++++ Record extracts ++++
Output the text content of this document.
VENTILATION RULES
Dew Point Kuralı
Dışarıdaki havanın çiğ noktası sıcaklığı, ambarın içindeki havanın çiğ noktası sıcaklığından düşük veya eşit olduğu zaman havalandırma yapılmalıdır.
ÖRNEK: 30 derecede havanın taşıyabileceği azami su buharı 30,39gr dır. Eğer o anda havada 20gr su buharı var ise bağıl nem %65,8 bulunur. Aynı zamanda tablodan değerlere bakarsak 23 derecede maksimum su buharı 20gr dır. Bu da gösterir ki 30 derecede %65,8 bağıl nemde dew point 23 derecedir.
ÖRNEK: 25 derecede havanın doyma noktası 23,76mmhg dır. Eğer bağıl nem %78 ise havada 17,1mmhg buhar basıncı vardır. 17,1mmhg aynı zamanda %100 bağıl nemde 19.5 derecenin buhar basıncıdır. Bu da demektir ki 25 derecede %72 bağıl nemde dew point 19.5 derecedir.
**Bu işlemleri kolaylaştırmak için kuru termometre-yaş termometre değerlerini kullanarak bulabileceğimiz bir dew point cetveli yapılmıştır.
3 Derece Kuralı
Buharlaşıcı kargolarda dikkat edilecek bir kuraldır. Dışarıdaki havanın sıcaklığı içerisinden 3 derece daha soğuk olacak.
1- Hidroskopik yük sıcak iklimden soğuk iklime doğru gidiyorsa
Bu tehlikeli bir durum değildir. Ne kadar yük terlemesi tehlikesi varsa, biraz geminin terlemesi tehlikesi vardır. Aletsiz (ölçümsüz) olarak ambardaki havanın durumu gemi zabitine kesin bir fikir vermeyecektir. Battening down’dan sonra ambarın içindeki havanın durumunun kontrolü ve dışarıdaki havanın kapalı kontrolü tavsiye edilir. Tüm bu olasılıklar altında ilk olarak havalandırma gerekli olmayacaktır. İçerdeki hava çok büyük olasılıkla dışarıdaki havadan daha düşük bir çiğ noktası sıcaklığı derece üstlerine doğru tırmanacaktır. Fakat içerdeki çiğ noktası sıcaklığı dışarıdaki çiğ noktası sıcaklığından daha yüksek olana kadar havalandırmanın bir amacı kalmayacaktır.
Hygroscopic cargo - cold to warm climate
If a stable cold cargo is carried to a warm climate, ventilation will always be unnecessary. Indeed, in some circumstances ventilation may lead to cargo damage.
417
++++
__Instruction__: Reproduce each record exactly as it appears.

__Complete answer__:
Output the text content of this document.
VENTILATION RULES
Dew Point Kuralı
Dışarıdaki havanın çiğ noktası sıcaklığı, ambarın içindeki havanın çiğ noktası sıcaklığından düşük veya eşit olduğu zaman havalandırma yapılmalıdır.
ÖRNEK: 30 derecede havanın taşıyabileceği azami su buharı 30,39gr dır. Eğer o anda havada 20gr su buharı var ise bağıl nem %65,8 bulunur. Aynı zamanda tablodan değerlere bakarsak 23 derecede maksimum su buharı 20gr dır. Bu da gösterir ki 30 derecede %65,8 bağıl nemde dew point 23 derecedir.
ÖRNEK: 25 derecede havanın doyma noktası 23,76mmhg dır. Eğer bağıl nem %78 ise havada 17,1mmhg buhar basıncı vardır. 17,1mmhg aynı zamanda %100 bağıl nemde 19.5 derecenin buhar basıncıdır. Bu da demektir ki 25 derecede %72 bağıl nemde dew point 19.5 derecedir.
**Bu işlemleri kolaylaştırmak için kuru termometre-yaş termometre değerlerini kullanarak bulabileceğimiz bir dew point cetveli yapılmıştır.
3 Derece Kuralı
Buharlaşıcı kargolarda dikkat edilecek bir kuraldır. Dışarıdaki havanın sıcaklığı içerisinden 3 derece daha soğuk olacak.
1- Hidroskopik yük sıcak iklimden soğuk iklime doğru gidiyorsa
Bu tehlikeli bir durum değildir. Ne kadar yük terlemesi tehlikesi varsa, biraz geminin terlemesi tehlikesi vardır. Aletsiz (ölçümsüz) olarak ambardaki havanın durumu gemi zabitine kesin bir fikir vermeyecektir. Battening down’dan sonra ambarın içindeki havanın durumunun kontrolü ve dışarıdaki havanın kapalı kontrolü tavsiye edilir. Tüm bu olasılıklar altında ilk olarak havalandırma gerekli olmayacaktır. İçerdeki hava çok büyük olasılıkla dışarıdaki havadan daha düşük bir çiğ noktası sıcaklığı derece üstlerine doğru tırmanacaktır. Fakat içerdeki çiğ noktası sıcaklığı dışarıdaki çiğ noktası sıcaklığından daha yüksek olana kadar havalandırmanın bir amacı kalmayacaktır.
Hygroscopic cargo - cold to warm climate
If a stable cold cargo is carried to a warm climate, ventilation will always be unnecessary. Indeed, in some circumstances ventilation may lead to cargo damage.
417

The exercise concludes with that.